» Supplied records

* start *

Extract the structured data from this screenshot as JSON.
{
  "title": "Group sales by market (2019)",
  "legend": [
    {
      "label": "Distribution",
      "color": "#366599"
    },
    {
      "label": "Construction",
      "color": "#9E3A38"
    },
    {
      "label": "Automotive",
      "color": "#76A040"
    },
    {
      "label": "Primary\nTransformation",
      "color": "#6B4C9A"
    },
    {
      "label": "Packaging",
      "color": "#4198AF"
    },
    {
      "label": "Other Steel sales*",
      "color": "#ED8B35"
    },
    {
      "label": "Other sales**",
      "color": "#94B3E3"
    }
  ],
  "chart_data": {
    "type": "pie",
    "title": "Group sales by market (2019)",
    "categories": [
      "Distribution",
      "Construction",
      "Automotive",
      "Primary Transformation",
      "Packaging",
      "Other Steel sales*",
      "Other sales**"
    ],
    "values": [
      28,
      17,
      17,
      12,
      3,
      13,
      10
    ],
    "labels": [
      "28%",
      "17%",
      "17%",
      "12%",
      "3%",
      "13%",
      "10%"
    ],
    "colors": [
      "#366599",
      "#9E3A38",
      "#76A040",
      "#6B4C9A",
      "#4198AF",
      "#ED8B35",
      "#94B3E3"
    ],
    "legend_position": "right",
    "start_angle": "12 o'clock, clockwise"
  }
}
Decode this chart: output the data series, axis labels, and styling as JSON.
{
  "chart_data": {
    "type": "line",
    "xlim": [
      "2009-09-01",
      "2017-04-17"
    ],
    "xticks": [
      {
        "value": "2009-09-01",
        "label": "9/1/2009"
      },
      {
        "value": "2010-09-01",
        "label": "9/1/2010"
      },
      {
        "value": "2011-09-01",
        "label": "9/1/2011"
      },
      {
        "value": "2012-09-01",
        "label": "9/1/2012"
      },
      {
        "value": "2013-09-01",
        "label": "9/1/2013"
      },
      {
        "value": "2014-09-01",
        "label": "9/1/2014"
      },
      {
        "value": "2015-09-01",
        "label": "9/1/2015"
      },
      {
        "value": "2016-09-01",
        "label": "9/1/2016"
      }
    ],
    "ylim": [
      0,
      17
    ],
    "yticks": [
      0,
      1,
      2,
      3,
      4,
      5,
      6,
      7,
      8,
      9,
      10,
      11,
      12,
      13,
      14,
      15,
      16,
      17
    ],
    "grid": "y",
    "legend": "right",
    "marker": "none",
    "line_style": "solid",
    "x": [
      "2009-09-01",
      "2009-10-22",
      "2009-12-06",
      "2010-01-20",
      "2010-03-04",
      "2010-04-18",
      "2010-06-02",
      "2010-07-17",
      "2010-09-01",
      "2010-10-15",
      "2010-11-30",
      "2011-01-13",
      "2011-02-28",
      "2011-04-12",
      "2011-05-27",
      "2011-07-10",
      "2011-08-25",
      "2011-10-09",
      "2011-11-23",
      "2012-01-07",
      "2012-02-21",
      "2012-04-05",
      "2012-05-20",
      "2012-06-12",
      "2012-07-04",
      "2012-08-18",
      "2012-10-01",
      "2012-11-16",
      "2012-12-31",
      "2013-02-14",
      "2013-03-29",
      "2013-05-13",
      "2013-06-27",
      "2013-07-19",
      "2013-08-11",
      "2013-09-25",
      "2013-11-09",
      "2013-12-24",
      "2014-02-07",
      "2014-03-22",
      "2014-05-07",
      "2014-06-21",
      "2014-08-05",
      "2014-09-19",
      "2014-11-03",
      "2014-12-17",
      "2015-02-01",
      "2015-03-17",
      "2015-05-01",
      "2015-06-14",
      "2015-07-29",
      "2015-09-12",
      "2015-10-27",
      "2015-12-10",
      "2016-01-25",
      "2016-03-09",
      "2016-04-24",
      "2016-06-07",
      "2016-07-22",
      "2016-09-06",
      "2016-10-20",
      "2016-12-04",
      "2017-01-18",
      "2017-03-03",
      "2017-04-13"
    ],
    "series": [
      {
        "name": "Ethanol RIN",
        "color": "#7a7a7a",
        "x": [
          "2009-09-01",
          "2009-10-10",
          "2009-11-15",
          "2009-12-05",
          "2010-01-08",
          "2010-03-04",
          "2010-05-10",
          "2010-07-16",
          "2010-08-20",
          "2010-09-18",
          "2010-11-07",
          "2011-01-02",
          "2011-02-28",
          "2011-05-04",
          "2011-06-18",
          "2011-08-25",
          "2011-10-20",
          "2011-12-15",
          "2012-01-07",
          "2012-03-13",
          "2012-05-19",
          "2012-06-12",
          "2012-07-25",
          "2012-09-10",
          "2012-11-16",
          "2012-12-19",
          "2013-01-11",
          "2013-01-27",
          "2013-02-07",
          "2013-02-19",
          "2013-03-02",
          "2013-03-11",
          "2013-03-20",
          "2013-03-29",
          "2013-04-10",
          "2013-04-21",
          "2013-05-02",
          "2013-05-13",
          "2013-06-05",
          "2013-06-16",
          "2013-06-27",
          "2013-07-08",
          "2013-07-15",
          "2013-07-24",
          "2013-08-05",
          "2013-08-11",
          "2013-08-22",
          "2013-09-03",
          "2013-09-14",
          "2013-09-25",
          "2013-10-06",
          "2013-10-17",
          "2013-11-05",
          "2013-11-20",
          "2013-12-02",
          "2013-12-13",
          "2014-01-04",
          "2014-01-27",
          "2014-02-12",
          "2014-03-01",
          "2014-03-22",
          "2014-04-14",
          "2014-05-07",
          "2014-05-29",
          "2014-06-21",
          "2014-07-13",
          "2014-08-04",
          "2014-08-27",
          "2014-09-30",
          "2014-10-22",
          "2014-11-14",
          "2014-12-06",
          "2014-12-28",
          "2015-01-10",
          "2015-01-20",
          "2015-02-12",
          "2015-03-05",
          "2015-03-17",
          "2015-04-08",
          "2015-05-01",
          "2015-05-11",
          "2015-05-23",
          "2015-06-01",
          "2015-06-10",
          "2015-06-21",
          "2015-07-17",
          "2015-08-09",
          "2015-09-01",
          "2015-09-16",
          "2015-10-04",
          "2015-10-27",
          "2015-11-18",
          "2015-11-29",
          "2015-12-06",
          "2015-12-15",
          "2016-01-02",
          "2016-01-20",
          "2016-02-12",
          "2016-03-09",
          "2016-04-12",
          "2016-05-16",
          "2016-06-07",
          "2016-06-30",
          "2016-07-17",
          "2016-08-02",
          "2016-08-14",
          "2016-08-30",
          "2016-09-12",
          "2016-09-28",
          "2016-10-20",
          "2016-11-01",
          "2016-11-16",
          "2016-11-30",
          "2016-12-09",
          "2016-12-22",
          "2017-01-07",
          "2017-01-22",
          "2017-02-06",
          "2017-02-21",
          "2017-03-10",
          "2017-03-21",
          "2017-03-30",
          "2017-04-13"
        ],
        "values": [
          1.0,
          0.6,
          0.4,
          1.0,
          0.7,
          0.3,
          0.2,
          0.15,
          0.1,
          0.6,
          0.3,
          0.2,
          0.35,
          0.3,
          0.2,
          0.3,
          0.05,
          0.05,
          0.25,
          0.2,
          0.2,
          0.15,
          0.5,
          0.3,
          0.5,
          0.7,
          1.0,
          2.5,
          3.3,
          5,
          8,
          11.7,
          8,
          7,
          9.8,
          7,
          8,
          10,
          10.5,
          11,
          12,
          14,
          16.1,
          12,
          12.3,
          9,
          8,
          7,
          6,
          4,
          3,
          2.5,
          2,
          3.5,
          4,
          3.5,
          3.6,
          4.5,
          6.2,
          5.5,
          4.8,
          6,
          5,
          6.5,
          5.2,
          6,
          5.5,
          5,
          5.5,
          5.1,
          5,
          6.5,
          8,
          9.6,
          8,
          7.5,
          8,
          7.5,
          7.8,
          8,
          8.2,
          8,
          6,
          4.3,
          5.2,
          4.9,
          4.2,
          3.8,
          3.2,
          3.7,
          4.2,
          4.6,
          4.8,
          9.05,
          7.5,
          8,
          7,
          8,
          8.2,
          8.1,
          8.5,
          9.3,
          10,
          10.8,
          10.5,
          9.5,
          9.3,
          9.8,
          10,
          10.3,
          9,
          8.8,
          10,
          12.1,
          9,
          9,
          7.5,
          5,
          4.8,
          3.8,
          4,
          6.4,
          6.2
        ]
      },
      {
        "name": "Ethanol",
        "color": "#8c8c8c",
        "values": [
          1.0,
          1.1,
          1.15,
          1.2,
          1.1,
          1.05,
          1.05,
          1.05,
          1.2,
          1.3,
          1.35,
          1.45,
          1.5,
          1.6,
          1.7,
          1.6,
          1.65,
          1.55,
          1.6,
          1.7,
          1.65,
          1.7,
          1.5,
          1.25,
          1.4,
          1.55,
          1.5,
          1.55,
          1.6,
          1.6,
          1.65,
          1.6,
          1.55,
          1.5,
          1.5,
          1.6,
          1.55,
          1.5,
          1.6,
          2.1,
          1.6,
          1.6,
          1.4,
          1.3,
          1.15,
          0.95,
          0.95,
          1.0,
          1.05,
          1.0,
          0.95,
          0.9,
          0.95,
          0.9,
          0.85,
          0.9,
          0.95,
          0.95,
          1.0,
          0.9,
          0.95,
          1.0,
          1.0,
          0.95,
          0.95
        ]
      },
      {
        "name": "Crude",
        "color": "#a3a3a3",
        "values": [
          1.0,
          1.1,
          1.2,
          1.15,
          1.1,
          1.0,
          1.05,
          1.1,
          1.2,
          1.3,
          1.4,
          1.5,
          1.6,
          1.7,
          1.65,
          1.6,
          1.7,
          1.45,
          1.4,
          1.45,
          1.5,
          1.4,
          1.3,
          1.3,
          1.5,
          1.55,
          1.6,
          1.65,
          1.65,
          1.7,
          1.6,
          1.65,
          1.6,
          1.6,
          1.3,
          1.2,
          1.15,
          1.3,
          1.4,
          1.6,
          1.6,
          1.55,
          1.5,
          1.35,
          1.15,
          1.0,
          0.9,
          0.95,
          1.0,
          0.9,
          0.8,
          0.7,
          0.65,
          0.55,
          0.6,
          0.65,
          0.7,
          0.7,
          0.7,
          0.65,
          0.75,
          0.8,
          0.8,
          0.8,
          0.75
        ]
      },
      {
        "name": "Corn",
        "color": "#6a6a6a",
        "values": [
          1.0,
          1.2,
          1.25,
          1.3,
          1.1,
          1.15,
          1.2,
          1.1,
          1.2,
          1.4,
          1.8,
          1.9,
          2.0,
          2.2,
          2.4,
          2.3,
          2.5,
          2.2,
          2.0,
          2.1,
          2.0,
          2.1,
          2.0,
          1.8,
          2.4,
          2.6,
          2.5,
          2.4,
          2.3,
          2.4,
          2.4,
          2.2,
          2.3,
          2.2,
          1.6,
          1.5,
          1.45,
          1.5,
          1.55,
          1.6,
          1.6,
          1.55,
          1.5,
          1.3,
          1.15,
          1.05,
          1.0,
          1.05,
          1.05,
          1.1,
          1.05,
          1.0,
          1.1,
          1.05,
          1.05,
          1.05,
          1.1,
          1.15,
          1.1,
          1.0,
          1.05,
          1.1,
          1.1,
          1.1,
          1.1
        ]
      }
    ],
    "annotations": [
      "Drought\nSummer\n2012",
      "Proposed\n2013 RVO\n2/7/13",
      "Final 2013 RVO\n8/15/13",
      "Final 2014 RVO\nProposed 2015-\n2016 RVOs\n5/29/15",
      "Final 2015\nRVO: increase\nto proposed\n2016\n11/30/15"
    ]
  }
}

* end *

» Given task
Show the lines of the records that contain the word "Steel".

» Task response
      "label": "Other Steel sales*",
      "Other Steel sales*",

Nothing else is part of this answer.